start
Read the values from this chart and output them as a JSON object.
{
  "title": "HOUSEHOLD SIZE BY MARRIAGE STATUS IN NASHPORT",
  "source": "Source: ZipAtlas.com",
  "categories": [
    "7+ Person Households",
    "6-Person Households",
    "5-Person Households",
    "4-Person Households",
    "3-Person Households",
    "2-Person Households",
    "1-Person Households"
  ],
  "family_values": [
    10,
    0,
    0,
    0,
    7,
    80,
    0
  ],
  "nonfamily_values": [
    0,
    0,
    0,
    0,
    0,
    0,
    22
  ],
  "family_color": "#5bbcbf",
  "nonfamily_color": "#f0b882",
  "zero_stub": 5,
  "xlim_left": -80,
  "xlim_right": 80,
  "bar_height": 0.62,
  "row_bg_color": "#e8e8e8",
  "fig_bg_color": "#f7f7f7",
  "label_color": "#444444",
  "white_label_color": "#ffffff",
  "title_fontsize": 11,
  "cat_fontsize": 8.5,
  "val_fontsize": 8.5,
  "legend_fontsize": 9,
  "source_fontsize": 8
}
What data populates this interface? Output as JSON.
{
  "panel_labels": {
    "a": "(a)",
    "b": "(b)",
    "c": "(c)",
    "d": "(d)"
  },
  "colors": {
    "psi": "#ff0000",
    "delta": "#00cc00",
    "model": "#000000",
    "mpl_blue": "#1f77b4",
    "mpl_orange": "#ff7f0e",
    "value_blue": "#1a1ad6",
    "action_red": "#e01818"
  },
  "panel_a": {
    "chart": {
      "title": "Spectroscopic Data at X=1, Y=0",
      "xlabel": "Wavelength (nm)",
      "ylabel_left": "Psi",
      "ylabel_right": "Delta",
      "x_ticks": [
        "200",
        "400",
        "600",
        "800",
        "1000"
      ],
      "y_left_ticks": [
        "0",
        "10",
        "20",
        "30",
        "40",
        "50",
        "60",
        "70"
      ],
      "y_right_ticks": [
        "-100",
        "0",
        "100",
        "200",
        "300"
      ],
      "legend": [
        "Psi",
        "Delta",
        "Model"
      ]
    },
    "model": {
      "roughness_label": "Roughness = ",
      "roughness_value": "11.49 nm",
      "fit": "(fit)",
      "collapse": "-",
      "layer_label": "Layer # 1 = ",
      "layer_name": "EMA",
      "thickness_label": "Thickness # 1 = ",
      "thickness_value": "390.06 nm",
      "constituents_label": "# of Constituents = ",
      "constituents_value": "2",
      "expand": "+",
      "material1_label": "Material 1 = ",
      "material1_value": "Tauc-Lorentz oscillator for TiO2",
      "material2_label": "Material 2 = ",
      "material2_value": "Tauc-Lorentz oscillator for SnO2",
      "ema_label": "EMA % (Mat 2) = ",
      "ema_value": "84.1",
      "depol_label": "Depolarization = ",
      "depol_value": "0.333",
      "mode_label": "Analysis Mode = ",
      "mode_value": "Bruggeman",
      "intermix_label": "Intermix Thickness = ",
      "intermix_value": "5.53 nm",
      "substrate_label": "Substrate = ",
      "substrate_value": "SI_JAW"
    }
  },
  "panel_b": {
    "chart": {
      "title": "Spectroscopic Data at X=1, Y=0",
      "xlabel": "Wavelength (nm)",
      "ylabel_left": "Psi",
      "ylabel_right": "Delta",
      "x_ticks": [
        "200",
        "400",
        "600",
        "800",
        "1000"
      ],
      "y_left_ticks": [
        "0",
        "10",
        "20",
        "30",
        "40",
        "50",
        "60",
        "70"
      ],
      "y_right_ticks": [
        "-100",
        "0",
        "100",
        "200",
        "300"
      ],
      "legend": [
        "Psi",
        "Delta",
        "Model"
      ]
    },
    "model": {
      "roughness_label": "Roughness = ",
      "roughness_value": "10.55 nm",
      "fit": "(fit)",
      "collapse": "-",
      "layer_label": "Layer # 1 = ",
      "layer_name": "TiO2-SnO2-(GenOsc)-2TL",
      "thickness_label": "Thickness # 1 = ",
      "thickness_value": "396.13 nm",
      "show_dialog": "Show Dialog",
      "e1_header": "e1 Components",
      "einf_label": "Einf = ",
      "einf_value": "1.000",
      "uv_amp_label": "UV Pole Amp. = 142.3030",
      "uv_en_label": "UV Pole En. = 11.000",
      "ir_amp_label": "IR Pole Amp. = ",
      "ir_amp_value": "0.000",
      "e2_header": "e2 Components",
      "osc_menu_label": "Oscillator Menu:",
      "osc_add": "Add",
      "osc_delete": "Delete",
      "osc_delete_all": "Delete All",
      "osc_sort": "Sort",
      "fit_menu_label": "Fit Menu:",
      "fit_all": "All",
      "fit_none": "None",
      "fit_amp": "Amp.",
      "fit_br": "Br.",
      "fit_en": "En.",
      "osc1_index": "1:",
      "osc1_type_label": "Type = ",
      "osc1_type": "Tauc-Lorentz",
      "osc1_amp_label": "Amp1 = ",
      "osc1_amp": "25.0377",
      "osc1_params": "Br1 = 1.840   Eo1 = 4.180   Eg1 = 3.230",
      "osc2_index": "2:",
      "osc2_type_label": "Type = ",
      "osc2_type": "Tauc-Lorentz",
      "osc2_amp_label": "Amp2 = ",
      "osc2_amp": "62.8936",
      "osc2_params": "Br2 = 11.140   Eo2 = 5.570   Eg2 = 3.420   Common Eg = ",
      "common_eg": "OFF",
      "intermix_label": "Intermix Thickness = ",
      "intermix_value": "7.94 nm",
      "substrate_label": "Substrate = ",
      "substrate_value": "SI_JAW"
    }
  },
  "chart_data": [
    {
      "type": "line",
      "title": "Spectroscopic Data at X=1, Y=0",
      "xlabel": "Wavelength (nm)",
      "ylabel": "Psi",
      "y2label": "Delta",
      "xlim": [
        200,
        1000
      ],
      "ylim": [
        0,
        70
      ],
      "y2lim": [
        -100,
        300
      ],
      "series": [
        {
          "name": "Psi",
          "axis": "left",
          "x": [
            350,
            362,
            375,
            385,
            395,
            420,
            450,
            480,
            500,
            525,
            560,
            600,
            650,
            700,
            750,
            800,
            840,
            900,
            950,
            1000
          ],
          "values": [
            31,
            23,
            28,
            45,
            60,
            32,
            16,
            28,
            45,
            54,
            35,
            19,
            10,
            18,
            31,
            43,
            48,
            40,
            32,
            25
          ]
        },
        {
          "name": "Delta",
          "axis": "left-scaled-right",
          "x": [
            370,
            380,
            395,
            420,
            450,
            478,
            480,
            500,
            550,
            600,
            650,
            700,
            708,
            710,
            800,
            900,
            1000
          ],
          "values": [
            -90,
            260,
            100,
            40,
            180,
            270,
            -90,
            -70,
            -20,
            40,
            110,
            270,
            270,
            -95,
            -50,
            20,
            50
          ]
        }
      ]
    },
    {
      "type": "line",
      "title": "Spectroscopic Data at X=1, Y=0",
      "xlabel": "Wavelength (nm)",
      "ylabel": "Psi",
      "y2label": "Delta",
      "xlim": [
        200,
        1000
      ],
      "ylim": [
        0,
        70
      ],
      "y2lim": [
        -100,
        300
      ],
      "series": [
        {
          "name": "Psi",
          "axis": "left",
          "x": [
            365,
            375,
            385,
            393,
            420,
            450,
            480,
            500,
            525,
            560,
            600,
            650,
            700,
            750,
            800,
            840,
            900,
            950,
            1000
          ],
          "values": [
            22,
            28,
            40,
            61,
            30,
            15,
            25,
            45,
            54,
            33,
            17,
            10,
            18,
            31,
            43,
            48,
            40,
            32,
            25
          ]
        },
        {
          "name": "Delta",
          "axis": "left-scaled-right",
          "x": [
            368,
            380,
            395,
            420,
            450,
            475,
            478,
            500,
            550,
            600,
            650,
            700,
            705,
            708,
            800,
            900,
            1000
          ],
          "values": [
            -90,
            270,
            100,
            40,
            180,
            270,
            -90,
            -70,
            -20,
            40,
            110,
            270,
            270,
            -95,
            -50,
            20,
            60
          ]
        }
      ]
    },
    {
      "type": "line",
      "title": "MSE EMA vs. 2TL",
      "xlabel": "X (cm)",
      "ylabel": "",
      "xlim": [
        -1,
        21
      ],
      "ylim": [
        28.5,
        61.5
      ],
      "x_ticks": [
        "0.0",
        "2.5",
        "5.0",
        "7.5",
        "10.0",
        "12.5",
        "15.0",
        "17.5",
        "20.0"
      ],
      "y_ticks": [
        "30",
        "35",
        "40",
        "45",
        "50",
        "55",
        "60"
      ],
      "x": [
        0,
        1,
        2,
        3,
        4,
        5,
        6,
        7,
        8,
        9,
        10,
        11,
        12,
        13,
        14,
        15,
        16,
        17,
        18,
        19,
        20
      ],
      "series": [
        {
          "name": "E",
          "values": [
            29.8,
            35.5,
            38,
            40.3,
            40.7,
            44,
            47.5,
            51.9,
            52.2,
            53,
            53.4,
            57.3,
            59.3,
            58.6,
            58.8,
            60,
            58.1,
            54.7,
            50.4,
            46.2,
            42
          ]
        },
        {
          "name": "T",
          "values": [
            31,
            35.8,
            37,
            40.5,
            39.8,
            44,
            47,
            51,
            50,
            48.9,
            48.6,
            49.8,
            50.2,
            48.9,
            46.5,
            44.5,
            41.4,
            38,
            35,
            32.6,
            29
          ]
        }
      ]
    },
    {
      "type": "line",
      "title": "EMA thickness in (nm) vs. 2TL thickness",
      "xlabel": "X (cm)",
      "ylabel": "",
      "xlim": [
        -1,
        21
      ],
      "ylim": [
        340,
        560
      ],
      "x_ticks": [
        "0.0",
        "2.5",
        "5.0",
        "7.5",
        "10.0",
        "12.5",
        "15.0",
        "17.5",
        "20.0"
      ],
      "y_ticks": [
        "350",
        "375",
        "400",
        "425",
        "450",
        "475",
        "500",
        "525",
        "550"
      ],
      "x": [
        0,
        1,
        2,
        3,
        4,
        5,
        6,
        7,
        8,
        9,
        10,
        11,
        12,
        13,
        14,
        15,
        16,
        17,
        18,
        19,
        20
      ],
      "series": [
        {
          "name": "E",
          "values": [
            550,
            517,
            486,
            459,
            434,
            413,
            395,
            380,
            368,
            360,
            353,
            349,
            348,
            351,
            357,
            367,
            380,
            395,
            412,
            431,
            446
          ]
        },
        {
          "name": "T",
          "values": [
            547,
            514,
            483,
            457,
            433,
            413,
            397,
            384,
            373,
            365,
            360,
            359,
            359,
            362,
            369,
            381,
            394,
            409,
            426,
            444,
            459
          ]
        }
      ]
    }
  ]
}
end
• _What to work on_: Copy each line of the listing in which the word "Components" can be found.

• _Written answer_:
      "e1_header": "e1 Components",
      "e2_header": "e2 Components",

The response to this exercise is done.